-- start --

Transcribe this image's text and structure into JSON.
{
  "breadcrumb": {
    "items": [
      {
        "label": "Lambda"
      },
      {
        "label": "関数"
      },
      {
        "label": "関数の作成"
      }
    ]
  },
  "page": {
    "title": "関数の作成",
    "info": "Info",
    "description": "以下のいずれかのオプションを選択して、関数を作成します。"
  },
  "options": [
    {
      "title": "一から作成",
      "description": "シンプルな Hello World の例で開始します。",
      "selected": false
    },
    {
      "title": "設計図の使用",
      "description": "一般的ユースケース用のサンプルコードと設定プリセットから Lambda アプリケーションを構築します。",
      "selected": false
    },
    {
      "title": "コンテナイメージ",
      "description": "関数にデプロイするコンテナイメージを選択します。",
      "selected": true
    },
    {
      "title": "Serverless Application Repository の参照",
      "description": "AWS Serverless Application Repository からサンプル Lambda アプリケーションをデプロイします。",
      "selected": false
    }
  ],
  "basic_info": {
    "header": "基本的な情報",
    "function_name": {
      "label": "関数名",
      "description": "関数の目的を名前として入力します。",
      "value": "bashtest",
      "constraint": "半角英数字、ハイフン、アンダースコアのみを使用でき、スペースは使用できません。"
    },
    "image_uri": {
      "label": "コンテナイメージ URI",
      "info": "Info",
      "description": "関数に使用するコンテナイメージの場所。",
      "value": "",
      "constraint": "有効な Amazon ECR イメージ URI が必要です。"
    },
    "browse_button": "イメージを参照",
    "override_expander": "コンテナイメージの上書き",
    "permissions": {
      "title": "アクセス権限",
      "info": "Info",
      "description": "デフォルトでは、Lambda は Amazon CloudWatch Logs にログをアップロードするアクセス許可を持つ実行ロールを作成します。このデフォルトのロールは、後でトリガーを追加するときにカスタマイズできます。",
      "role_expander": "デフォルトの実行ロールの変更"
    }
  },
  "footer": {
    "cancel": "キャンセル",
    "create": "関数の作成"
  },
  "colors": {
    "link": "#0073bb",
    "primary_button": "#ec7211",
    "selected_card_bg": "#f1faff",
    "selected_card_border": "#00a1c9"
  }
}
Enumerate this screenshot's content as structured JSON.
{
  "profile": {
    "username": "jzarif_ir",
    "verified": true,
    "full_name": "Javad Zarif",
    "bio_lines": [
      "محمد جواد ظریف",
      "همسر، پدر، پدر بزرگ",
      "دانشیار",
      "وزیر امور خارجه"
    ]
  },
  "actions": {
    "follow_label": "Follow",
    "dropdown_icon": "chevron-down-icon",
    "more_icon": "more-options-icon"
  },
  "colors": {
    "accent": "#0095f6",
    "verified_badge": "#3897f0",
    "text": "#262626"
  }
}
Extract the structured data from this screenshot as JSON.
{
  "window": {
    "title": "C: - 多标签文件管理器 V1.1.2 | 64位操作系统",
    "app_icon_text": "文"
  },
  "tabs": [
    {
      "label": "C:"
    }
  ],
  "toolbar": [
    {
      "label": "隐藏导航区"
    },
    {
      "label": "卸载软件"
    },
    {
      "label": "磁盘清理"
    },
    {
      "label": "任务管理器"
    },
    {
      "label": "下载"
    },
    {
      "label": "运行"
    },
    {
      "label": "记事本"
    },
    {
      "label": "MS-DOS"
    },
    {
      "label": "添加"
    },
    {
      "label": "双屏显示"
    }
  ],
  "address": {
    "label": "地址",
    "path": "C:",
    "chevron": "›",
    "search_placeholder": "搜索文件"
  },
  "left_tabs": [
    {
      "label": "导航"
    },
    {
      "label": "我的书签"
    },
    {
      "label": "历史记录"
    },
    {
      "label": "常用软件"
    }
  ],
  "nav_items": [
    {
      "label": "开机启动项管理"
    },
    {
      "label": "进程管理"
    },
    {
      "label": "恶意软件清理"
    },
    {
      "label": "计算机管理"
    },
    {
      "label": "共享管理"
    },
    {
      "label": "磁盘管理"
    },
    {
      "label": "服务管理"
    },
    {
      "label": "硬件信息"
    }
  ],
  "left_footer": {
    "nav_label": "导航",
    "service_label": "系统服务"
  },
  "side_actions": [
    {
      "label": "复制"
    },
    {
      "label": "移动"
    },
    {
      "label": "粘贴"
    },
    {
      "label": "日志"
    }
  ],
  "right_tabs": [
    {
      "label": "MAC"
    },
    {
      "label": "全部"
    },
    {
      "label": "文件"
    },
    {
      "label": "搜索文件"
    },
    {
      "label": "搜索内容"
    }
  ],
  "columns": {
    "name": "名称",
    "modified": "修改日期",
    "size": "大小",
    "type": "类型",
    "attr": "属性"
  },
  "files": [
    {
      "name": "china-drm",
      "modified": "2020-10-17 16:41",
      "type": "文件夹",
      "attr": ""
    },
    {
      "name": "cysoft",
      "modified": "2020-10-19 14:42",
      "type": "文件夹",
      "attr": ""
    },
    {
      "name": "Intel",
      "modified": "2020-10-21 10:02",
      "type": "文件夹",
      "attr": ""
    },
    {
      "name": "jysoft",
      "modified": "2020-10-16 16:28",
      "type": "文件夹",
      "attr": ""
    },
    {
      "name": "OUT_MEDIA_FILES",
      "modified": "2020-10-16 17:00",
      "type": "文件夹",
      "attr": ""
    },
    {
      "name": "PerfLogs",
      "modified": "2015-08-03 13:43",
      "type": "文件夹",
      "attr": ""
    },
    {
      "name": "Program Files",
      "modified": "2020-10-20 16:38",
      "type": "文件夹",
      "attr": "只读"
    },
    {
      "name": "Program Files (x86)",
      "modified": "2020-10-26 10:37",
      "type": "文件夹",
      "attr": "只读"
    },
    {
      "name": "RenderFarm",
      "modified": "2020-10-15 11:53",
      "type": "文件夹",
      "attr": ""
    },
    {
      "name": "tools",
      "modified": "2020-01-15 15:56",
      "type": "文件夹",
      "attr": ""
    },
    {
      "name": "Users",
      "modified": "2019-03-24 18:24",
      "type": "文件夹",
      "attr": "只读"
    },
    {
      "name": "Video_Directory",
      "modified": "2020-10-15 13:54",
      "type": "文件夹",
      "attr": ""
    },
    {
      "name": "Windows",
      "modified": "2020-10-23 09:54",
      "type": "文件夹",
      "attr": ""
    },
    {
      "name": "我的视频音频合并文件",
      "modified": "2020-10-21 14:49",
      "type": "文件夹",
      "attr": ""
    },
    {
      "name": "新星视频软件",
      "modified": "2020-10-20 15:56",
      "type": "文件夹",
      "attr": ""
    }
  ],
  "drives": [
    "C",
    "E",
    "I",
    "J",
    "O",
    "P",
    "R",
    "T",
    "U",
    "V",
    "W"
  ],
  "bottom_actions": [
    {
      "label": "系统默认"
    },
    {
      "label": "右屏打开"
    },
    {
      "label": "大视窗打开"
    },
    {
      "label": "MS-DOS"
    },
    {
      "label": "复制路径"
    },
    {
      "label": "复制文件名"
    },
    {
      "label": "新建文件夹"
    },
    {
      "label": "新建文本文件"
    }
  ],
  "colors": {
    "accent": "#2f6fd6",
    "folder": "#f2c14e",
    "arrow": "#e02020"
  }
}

-- end --

Aim of the task ▸ From the data above, copy each line that has the string "JSON".

Answer to this exercise ▸
Transcribe this image's text and structure into JSON.
Enumerate this screenshot's content as structured JSON.
Extract the structured data from this screenshot as JSON.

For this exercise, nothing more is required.